WORK TO DO:
Type the records out again in full, exactly.

EXTRACTED RECORDS:
>> Begin
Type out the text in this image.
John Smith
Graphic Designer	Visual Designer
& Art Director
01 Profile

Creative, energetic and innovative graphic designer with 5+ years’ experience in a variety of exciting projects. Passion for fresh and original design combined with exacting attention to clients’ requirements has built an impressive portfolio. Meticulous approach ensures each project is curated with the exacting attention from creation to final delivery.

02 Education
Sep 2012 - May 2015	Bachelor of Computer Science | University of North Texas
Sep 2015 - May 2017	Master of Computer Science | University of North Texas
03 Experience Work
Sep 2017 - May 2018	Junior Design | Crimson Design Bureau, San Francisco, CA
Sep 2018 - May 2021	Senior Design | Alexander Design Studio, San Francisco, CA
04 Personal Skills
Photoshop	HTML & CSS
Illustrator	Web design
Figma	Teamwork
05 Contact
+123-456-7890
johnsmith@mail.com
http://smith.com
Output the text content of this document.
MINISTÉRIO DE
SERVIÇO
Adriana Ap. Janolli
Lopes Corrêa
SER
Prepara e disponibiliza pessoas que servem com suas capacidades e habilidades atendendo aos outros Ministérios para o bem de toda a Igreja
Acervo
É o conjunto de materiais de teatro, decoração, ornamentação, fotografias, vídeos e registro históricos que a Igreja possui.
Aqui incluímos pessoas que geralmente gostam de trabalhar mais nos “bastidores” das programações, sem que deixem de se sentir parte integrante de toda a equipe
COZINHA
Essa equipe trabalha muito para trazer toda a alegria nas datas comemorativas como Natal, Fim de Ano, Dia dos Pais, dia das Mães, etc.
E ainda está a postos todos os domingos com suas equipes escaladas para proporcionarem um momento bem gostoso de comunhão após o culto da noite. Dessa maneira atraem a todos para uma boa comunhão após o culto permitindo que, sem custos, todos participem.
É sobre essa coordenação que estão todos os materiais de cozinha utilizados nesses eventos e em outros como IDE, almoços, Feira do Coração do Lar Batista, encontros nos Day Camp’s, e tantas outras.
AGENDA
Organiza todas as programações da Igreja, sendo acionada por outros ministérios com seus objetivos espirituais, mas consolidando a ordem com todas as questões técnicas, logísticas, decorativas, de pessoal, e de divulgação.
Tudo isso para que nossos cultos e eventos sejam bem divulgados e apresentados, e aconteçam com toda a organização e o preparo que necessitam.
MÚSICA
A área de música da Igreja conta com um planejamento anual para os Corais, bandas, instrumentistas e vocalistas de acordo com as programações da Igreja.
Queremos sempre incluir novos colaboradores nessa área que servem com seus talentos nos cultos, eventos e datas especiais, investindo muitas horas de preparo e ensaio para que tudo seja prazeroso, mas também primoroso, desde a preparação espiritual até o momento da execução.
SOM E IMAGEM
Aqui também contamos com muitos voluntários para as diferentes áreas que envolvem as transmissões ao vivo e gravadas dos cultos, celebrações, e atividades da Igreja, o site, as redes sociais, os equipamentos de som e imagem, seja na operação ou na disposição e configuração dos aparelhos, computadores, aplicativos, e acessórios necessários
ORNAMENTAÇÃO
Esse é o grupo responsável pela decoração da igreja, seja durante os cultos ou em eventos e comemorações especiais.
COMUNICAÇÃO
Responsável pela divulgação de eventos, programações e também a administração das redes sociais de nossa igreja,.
>> End
THE RESULT:
Type out the text in this image.
John Smith
Graphic Designer	Visual Designer
& Art Director
01 Profile

Creative, energetic and innovative graphic designer with 5+ years’ experience in a variety of exciting projects. Passion for fresh and original design combined with exacting attention to clients’ requirements has built an impressive portfolio. Meticulous approach ensures each project is curated with the exacting attention from creation to final delivery.

02 Education
Sep 2012 - May 2015	Bachelor of Computer Science | University of North Texas
Sep 2015 - May 2017	Master of Computer Science | University of North Texas
03 Experience Work
Sep 2017 - May 2018	Junior Design | Crimson Design Bureau, San Francisco, CA
Sep 2018 - May 2021	Senior Design | Alexander Design Studio, San Francisco, CA
04 Personal Skills
Photoshop	HTML & CSS
Illustrator	Web design
Figma	Teamwork
05 Contact
+123-456-7890
johnsmith@mail.com
http://smith.com
Output the text content of this document.
MINISTÉRIO DE
SERVIÇO
Adriana Ap. Janolli
Lopes Corrêa
SER
Prepara e disponibiliza pessoas que servem com suas capacidades e habilidades atendendo aos outros Ministérios para o bem de toda a Igreja
Acervo
É o conjunto de materiais de teatro, decoração, ornamentação, fotografias, vídeos e registro históricos que a Igreja possui.
Aqui incluímos pessoas que geralmente gostam de trabalhar mais nos “bastidores” das programações, sem que deixem de se sentir parte integrante de toda a equipe
COZINHA
Essa equipe trabalha muito para trazer toda a alegria nas datas comemorativas como Natal, Fim de Ano, Dia dos Pais, dia das Mães, etc.
E ainda está a postos todos os domingos com suas equipes escaladas para proporcionarem um momento bem gostoso de comunhão após o culto da noite. Dessa maneira atraem a todos para uma boa comunhão após o culto permitindo que, sem custos, todos participem.
É sobre essa coordenação que estão todos os materiais de cozinha utilizados nesses eventos e em outros como IDE, almoços, Feira do Coração do Lar Batista, encontros nos Day Camp’s, e tantas outras.
AGENDA
Organiza todas as programações da Igreja, sendo acionada por outros ministérios com seus objetivos espirituais, mas consolidando a ordem com todas as questões técnicas, logísticas, decorativas, de pessoal, e de divulgação.
Tudo isso para que nossos cultos e eventos sejam bem divulgados e apresentados, e aconteçam com toda a organização e o preparo que necessitam.
MÚSICA
A área de música da Igreja conta com um planejamento anual para os Corais, bandas, instrumentistas e vocalistas de acordo com as programações da Igreja.
Queremos sempre incluir novos colaboradores nessa área que servem com seus talentos nos cultos, eventos e datas especiais, investindo muitas horas de preparo e ensaio para que tudo seja prazeroso, mas também primoroso, desde a preparação espiritual até o momento da execução.
SOM E IMAGEM
Aqui também contamos com muitos voluntários para as diferentes áreas que envolvem as transmissões ao vivo e gravadas dos cultos, celebrações, e atividades da Igreja, o site, as redes sociais, os equipamentos de som e imagem, seja na operação ou na disposição e configuração dos aparelhos, computadores, aplicativos, e acessórios necessários
ORNAMENTAÇÃO
Esse é o grupo responsável pela decoração da igreja, seja durante os cultos ou em eventos e comemorações especiais.
COMUNICAÇÃO
Responsável pela divulgação de eventos, programações e também a administração das redes sociais de nossa igreja,.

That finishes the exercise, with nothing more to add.